[Items from a data source]

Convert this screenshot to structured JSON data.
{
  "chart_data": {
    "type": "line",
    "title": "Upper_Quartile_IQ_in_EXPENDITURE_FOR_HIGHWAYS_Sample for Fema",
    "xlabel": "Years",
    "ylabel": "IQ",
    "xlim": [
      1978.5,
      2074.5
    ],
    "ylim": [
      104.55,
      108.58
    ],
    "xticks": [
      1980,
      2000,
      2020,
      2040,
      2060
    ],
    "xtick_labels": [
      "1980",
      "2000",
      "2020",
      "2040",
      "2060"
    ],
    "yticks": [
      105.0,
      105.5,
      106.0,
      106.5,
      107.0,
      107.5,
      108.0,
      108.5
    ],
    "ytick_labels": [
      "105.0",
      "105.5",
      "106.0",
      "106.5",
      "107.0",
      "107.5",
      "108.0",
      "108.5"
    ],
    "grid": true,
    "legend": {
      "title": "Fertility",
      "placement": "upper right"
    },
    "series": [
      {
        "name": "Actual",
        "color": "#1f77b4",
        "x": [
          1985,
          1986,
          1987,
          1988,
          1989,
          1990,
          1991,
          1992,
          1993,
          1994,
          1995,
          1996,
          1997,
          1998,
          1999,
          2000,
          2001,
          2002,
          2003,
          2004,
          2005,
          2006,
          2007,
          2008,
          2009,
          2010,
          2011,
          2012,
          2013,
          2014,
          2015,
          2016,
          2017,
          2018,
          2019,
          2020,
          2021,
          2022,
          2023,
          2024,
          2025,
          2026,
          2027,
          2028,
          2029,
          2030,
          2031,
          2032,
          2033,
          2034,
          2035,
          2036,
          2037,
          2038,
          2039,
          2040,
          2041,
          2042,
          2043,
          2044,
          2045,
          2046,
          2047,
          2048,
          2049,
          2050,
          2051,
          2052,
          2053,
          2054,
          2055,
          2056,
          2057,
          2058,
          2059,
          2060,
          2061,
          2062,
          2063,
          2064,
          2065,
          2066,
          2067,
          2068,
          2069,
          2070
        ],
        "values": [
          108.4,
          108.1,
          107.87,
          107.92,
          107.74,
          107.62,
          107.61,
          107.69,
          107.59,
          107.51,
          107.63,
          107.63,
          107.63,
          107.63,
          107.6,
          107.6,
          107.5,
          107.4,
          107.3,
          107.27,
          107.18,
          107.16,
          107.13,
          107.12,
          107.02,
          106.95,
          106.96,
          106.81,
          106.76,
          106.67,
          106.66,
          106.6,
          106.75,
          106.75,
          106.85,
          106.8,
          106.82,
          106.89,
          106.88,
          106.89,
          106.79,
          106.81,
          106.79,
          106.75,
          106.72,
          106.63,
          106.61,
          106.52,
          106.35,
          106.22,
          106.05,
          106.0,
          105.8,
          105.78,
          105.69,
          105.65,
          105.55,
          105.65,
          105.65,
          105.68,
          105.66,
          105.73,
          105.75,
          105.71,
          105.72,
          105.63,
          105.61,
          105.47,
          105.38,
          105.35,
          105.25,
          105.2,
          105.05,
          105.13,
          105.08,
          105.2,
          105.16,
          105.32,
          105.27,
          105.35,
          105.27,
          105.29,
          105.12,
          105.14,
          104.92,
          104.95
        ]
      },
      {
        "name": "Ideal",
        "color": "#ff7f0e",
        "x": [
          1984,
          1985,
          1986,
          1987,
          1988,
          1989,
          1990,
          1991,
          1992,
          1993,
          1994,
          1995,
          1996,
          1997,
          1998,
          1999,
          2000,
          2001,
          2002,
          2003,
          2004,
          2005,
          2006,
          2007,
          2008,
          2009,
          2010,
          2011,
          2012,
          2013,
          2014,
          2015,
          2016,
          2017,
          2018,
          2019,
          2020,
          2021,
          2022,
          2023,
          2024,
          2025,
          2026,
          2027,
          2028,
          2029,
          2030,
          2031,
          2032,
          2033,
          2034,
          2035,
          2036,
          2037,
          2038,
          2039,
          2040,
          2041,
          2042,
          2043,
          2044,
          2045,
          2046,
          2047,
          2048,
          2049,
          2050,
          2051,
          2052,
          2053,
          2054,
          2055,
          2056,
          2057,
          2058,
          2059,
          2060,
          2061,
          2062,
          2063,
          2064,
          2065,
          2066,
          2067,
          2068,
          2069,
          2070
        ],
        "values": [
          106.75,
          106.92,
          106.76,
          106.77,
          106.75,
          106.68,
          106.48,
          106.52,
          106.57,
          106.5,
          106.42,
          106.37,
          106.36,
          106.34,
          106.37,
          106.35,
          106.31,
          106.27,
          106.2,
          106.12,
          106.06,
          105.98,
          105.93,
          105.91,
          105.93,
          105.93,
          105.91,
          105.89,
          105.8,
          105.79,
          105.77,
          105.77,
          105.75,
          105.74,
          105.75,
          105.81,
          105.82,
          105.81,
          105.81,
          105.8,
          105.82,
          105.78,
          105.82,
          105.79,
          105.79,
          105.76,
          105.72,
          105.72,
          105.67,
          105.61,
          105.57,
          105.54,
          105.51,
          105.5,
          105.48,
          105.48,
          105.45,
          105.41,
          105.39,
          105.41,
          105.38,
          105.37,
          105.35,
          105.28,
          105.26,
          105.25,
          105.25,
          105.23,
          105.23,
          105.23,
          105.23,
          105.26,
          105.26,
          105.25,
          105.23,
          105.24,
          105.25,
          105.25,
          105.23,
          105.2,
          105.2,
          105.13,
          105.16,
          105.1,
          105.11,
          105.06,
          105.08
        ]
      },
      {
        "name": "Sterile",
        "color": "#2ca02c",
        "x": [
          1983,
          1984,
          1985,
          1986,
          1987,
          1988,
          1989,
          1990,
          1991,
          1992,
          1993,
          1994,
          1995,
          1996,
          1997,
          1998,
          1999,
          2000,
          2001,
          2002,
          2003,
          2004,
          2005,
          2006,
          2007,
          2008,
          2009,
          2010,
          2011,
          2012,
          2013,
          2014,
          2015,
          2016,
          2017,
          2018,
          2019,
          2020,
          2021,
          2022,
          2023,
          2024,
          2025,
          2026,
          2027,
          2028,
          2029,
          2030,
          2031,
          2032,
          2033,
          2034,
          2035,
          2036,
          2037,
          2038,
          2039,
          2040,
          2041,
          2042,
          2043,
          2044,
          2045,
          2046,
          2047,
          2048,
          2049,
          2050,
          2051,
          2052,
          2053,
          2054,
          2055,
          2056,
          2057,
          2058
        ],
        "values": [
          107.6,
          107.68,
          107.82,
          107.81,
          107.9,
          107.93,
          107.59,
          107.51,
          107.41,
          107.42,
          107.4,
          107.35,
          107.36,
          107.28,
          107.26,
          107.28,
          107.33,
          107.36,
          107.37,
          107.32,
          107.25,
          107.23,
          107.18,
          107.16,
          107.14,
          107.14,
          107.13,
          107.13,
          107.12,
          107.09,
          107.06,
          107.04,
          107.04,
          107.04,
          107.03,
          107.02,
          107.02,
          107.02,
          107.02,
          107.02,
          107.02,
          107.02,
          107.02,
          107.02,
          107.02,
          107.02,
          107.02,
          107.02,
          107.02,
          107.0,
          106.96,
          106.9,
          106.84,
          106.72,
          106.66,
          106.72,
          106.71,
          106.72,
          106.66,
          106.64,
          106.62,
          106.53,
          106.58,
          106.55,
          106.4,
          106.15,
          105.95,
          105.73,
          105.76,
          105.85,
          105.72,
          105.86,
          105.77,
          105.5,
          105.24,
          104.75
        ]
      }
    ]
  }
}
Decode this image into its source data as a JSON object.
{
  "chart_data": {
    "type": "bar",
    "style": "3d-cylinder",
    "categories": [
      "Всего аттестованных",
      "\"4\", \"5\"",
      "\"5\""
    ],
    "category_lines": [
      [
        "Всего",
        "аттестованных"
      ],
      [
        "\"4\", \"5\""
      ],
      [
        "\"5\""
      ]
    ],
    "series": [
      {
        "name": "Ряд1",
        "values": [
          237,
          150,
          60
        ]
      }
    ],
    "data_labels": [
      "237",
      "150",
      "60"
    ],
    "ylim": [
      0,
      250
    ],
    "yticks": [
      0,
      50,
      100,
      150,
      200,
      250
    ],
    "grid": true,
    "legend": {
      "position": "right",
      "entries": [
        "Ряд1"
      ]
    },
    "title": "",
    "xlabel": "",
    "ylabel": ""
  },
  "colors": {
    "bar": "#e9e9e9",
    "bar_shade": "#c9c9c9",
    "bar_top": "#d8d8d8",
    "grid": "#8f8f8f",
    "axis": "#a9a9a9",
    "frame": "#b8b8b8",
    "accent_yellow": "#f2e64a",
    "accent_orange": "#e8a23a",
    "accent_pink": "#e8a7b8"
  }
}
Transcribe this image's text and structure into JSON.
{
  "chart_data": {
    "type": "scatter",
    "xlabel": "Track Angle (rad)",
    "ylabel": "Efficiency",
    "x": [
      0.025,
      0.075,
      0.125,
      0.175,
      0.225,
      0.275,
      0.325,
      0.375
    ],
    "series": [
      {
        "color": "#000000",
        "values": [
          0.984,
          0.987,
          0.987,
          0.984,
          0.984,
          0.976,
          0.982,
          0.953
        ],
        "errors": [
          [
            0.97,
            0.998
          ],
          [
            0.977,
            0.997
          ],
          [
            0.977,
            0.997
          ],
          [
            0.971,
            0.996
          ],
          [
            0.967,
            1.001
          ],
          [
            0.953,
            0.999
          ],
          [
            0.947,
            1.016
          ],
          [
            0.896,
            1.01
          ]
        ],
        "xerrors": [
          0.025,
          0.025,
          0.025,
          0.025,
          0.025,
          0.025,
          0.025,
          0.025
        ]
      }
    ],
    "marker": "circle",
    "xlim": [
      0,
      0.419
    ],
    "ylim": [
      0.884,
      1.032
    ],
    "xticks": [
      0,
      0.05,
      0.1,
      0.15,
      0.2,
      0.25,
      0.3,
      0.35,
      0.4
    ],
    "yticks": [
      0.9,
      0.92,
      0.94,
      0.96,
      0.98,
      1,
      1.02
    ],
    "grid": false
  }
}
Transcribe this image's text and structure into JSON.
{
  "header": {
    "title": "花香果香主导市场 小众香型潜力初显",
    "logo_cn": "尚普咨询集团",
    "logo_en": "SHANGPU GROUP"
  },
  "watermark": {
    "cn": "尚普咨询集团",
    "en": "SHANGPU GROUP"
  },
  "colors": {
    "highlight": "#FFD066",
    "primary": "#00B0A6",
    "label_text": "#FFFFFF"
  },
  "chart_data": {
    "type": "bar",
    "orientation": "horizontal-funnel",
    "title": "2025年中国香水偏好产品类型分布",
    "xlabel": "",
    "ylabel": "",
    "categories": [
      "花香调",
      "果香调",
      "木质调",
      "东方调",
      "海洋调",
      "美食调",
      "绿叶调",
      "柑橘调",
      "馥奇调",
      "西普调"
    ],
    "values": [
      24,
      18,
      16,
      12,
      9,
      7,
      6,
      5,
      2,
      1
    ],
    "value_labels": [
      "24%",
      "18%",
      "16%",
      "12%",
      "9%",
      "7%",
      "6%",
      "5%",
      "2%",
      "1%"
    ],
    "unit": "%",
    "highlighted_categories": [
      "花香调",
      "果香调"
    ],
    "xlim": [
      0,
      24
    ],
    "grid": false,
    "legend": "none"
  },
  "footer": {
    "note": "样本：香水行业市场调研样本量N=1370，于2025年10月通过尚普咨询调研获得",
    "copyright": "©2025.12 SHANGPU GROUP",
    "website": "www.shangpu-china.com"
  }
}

YOUR INSTRUCTIONS - What is the number of lines in the records that contain the word "аттестованных"? Answer with the number and nothing else.

ANSWER FOR THE TASK - 2